-- begin Data for processing --

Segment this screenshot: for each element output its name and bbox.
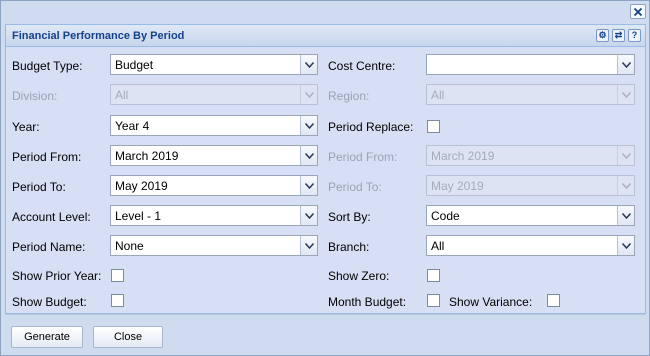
- period-to-2-value: May 2019: [431, 179, 484, 193]
- chevron-down-icon[interactable]: [300, 146, 317, 165]
- period-to-label: Period To:: [12, 180, 66, 194]
- gear-icon: ⚙: [598, 30, 607, 40]
- chevron-down-icon[interactable]: [617, 206, 634, 225]
- generate-button[interactable]: Generate: [11, 326, 83, 348]
- close-window-button[interactable]: [630, 4, 646, 19]
- period-from-2-select: March 2019: [426, 145, 635, 166]
- help-icon: ?: [631, 30, 638, 40]
- show-zero-label: Show Zero:: [328, 269, 390, 283]
- period-to-select[interactable]: May 2019: [110, 175, 318, 196]
- sort-by-value: Code: [431, 209, 460, 223]
- period-from-select[interactable]: March 2019: [110, 145, 318, 166]
- division-select: All: [110, 84, 318, 105]
- division-value: All: [115, 88, 129, 102]
- cost-centre-select[interactable]: [426, 54, 635, 75]
- show-variance-label: Show Variance:: [449, 295, 533, 309]
- period-from-label: Period From:: [12, 150, 82, 164]
- budget-type-value: Budget: [115, 58, 154, 72]
- period-to-2-select: May 2019: [426, 175, 635, 196]
- cost-centre-label: Cost Centre:: [328, 59, 396, 73]
- footer-divider: [5, 314, 646, 315]
- chevron-down-icon: [617, 176, 634, 195]
- show-budget-label: Show Budget:: [12, 295, 87, 309]
- year-label: Year:: [12, 120, 40, 134]
- panel-title: Financial Performance By Period: [12, 30, 185, 42]
- panel-header: Financial Performance By Period ⚙ ⇄ ?: [6, 25, 645, 47]
- year-value: Year 4: [115, 119, 150, 133]
- chevron-down-icon: [617, 85, 634, 104]
- account-level-select[interactable]: Level - 1: [110, 205, 318, 226]
- region-value: All: [431, 88, 445, 102]
- show-prior-year-label: Show Prior Year:: [12, 269, 102, 283]
- chevron-down-icon[interactable]: [300, 116, 317, 135]
- account-level-label: Account Level:: [12, 210, 91, 224]
- budget-type-label: Budget Type:: [12, 59, 83, 73]
- chevron-down-icon[interactable]: [617, 55, 634, 74]
- chevron-down-icon[interactable]: [300, 236, 317, 255]
- gear-tool-button[interactable]: ⚙: [596, 29, 609, 42]
- period-name-select[interactable]: None: [110, 235, 318, 256]
- sort-by-label: Sort By:: [328, 210, 371, 224]
- close-icon: [633, 7, 643, 16]
- branch-value: All: [431, 239, 445, 253]
- period-to-value: May 2019: [115, 179, 168, 193]
- chevron-down-icon[interactable]: [300, 55, 317, 74]
- branch-select[interactable]: All: [426, 235, 635, 256]
- branch-label: Branch:: [328, 240, 370, 254]
- chevron-down-icon[interactable]: [300, 206, 317, 225]
- region-label: Region:: [328, 89, 370, 103]
- period-from-value: March 2019: [115, 149, 179, 163]
- help-tool-button[interactable]: ?: [628, 29, 641, 42]
- refresh-icon: ⇄: [614, 30, 623, 40]
- show-variance-checkbox[interactable]: [547, 294, 560, 307]
- show-budget-checkbox[interactable]: [111, 294, 124, 307]
- chevron-down-icon[interactable]: [300, 176, 317, 195]
- period-replace-label: Period Replace:: [328, 120, 414, 134]
- period-name-value: None: [115, 239, 144, 253]
- account-level-value: Level - 1: [115, 209, 162, 223]
- show-zero-checkbox[interactable]: [427, 269, 440, 282]
- chevron-down-icon[interactable]: [617, 236, 634, 255]
- refresh-tool-button[interactable]: ⇄: [612, 29, 625, 42]
- sort-by-select[interactable]: Code: [426, 205, 635, 226]
- period-from-2-value: March 2019: [431, 149, 495, 163]
- chevron-down-icon: [617, 146, 634, 165]
- month-budget-checkbox[interactable]: [427, 294, 440, 307]
- chevron-down-icon: [300, 85, 317, 104]
- close-button[interactable]: Close: [93, 326, 163, 348]
- show-prior-year-checkbox[interactable]: [111, 269, 124, 282]
- period-from-2-label: Period From:: [328, 150, 398, 164]
- year-select[interactable]: Year 4: [110, 115, 318, 136]
- period-name-label: Period Name:: [12, 240, 86, 254]
- budget-type-select[interactable]: Budget: [110, 54, 318, 75]
- report-dialog: Financial Performance By Period ⚙ ⇄ ? Bu…: [0, 0, 650, 356]
- period-replace-checkbox[interactable]: [427, 120, 440, 133]
- region-select: All: [426, 84, 635, 105]
- period-to-2-label: Period To:: [328, 180, 382, 194]
- month-budget-label: Month Budget:: [328, 295, 407, 309]
- division-label: Division:: [12, 89, 58, 103]
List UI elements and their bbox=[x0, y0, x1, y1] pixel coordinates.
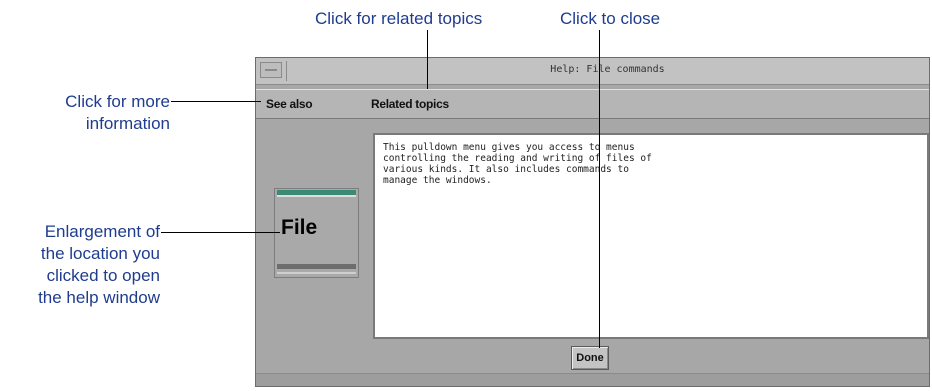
enlargement-bottom-bar bbox=[277, 264, 356, 269]
leader-line-enlargement bbox=[161, 232, 280, 233]
enlargement-highlight bbox=[277, 195, 356, 197]
callout-more-info: Click for more information bbox=[65, 91, 170, 135]
window-title: Help: File commands bbox=[550, 64, 665, 75]
menubar: See also Related topics bbox=[256, 89, 929, 119]
leader-line-close bbox=[599, 30, 600, 348]
menu-related-topics[interactable]: Related topics bbox=[371, 97, 449, 111]
callout-enlargement-line3: clicked to open bbox=[46, 266, 160, 285]
leader-line-related-topics bbox=[427, 30, 428, 89]
callout-close: Click to close bbox=[560, 9, 661, 28]
window-titlebar[interactable]: Help: File commands bbox=[256, 58, 929, 85]
window-bottom-edge bbox=[256, 373, 929, 386]
callout-more-info-line2: information bbox=[85, 114, 170, 133]
callout-more-info-line1: Click for more bbox=[65, 92, 170, 111]
menu-see-also[interactable]: See also bbox=[266, 97, 313, 111]
enlargement-bottom-highlight bbox=[277, 272, 356, 274]
location-enlargement: File bbox=[274, 188, 359, 278]
help-window: Help: File commands See also Related top… bbox=[255, 57, 930, 387]
help-text-area[interactable]: This pulldown menu gives you access to m… bbox=[373, 133, 929, 339]
callout-related-topics: Click for related topics bbox=[315, 9, 483, 28]
enlargement-label: File bbox=[281, 216, 318, 239]
callout-enlargement-line4: the help window bbox=[38, 288, 160, 307]
leader-line-more-info bbox=[171, 101, 261, 102]
callout-enlargement-line2: the location you bbox=[40, 244, 160, 263]
titlebar-divider bbox=[286, 61, 287, 81]
callout-enlargement: Enlargement of the location you clicked … bbox=[38, 221, 160, 309]
window-menu-button[interactable] bbox=[260, 62, 282, 78]
done-button[interactable]: Done bbox=[571, 346, 609, 370]
callout-enlargement-line1: Enlargement of bbox=[44, 222, 160, 241]
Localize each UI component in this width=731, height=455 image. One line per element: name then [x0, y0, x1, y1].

-- end Data for processing --

Write out the data above line for line, without the pictures.

Segment this screenshot: for each element output its name and bbox.
- period-to-2-value: May 2019: [431, 179, 484, 193]
- chevron-down-icon[interactable]: [300, 146, 317, 165]
- period-to-label: Period To:: [12, 180, 66, 194]
- gear-icon: ⚙: [598, 30, 607, 40]
- chevron-down-icon[interactable]: [617, 206, 634, 225]
- generate-button[interactable]: Generate: [11, 326, 83, 348]
- close-window-button[interactable]: [630, 4, 646, 19]
- period-from-2-select: March 2019: [426, 145, 635, 166]
- help-icon: ?: [631, 30, 638, 40]
- show-zero-label: Show Zero:: [328, 269, 390, 283]
- period-to-select[interactable]: May 2019: [110, 175, 318, 196]
- sort-by-value: Code: [431, 209, 460, 223]
- period-from-select[interactable]: March 2019: [110, 145, 318, 166]
- division-select: All: [110, 84, 318, 105]
- division-value: All: [115, 88, 129, 102]
- cost-centre-select[interactable]: [426, 54, 635, 75]
- show-variance-label: Show Variance:: [449, 295, 533, 309]
- period-from-label: Period From:: [12, 150, 82, 164]
- budget-type-value: Budget: [115, 58, 154, 72]
- period-to-2-select: May 2019: [426, 175, 635, 196]
- cost-centre-label: Cost Centre:: [328, 59, 396, 73]
- footer-divider: [5, 314, 646, 315]
- chevron-down-icon: [617, 176, 634, 195]
- show-budget-label: Show Budget:: [12, 295, 87, 309]
- year-label: Year:: [12, 120, 40, 134]
- panel-title: Financial Performance By Period: [12, 30, 185, 42]
- panel-header: Financial Performance By Period ⚙ ⇄ ?: [6, 25, 645, 47]
- year-value: Year 4: [115, 119, 150, 133]
- chevron-down-icon: [617, 85, 634, 104]
- account-level-select[interactable]: Level - 1: [110, 205, 318, 226]
- region-value: All: [431, 88, 445, 102]
- show-prior-year-label: Show Prior Year:: [12, 269, 102, 283]
- chevron-down-icon[interactable]: [300, 116, 317, 135]
- account-level-label: Account Level:: [12, 210, 91, 224]
- budget-type-label: Budget Type:: [12, 59, 83, 73]
- chevron-down-icon[interactable]: [617, 55, 634, 74]
- chevron-down-icon[interactable]: [300, 236, 317, 255]
- gear-tool-button[interactable]: ⚙: [596, 29, 609, 42]
- period-name-select[interactable]: None: [110, 235, 318, 256]
- sort-by-label: Sort By:: [328, 210, 371, 224]
- close-icon: [633, 7, 643, 16]
- branch-value: All: [431, 239, 445, 253]
- period-to-value: May 2019: [115, 179, 168, 193]
- chevron-down-icon[interactable]: [300, 55, 317, 74]
- branch-select[interactable]: All: [426, 235, 635, 256]
- branch-label: Branch:: [328, 240, 370, 254]
- chevron-down-icon[interactable]: [300, 206, 317, 225]
- region-label: Region:: [328, 89, 370, 103]
- period-from-value: March 2019: [115, 149, 179, 163]
- help-tool-button[interactable]: ?: [628, 29, 641, 42]
- refresh-icon: ⇄: [614, 30, 623, 40]
- show-variance-checkbox[interactable]: [547, 294, 560, 307]
- show-budget-checkbox[interactable]: [111, 294, 124, 307]
- chevron-down-icon[interactable]: [300, 176, 317, 195]
- period-replace-label: Period Replace:: [328, 120, 414, 134]
- period-name-value: None: [115, 239, 144, 253]
- account-level-value: Level - 1: [115, 209, 162, 223]
- show-zero-checkbox[interactable]: [427, 269, 440, 282]
- chevron-down-icon[interactable]: [617, 236, 634, 255]
- refresh-tool-button[interactable]: ⇄: [612, 29, 625, 42]
- sort-by-select[interactable]: Code: [426, 205, 635, 226]
- period-from-2-value: March 2019: [431, 149, 495, 163]
- chevron-down-icon: [617, 146, 634, 165]
- month-budget-checkbox[interactable]: [427, 294, 440, 307]
- chevron-down-icon: [300, 85, 317, 104]
- close-button[interactable]: Close: [93, 326, 163, 348]
- show-prior-year-checkbox[interactable]: [111, 269, 124, 282]
- period-from-2-label: Period From:: [328, 150, 398, 164]
- year-select[interactable]: Year 4: [110, 115, 318, 136]
- period-name-label: Period Name:: [12, 240, 86, 254]
- budget-type-select[interactable]: Budget: [110, 54, 318, 75]
- report-dialog: Financial Performance By Period ⚙ ⇄ ? Bu…: [0, 0, 650, 356]
- period-replace-checkbox[interactable]: [427, 120, 440, 133]
- region-select: All: [426, 84, 635, 105]
- period-to-2-label: Period To:: [328, 180, 382, 194]
- month-budget-label: Month Budget:: [328, 295, 407, 309]
- division-label: Division:: [12, 89, 58, 103]
List UI elements and their bbox=[x0, y0, x1, y1] pixel coordinates.
enlargement-bottom-bar bbox=[277, 264, 356, 269]
leader-line-enlargement bbox=[161, 232, 280, 233]
enlargement-highlight bbox=[277, 195, 356, 197]
callout-more-info: Click for more information bbox=[65, 91, 170, 135]
window-title: Help: File commands bbox=[550, 64, 665, 75]
menubar: See also Related topics bbox=[256, 89, 929, 119]
leader-line-close bbox=[599, 30, 600, 348]
menu-related-topics[interactable]: Related topics bbox=[371, 97, 449, 111]
callout-enlargement-line3: clicked to open bbox=[46, 266, 160, 285]
leader-line-related-topics bbox=[427, 30, 428, 89]
callout-close: Click to close bbox=[560, 9, 661, 28]
window-titlebar[interactable]: Help: File commands bbox=[256, 58, 929, 85]
window-bottom-edge bbox=[256, 373, 929, 386]
callout-more-info-line2: information bbox=[85, 114, 170, 133]
callout-more-info-line1: Click for more bbox=[65, 92, 170, 111]
menu-see-also[interactable]: See also bbox=[266, 97, 313, 111]
enlargement-bottom-highlight bbox=[277, 272, 356, 274]
location-enlargement: File bbox=[274, 188, 359, 278]
help-window: Help: File commands See also Related top… bbox=[255, 57, 930, 387]
help-text-area[interactable]: This pulldown menu gives you access to m… bbox=[373, 133, 929, 339]
callout-related-topics: Click for related topics bbox=[315, 9, 483, 28]
enlargement-label: File bbox=[281, 216, 318, 239]
callout-enlargement-line4: the help window bbox=[38, 288, 160, 307]
leader-line-more-info bbox=[171, 101, 261, 102]
callout-enlargement-line2: the location you bbox=[40, 244, 160, 263]
titlebar-divider bbox=[286, 61, 287, 81]
callout-enlargement: Enlargement of the location you clicked … bbox=[38, 221, 160, 309]
window-menu-button[interactable] bbox=[260, 62, 282, 78]
done-button[interactable]: Done bbox=[571, 346, 609, 370]
callout-enlargement-line1: Enlargement of bbox=[44, 222, 160, 241]
Localize each UI component in this width=731, height=455 image. One line per element: name then [x0, y0, x1, y1].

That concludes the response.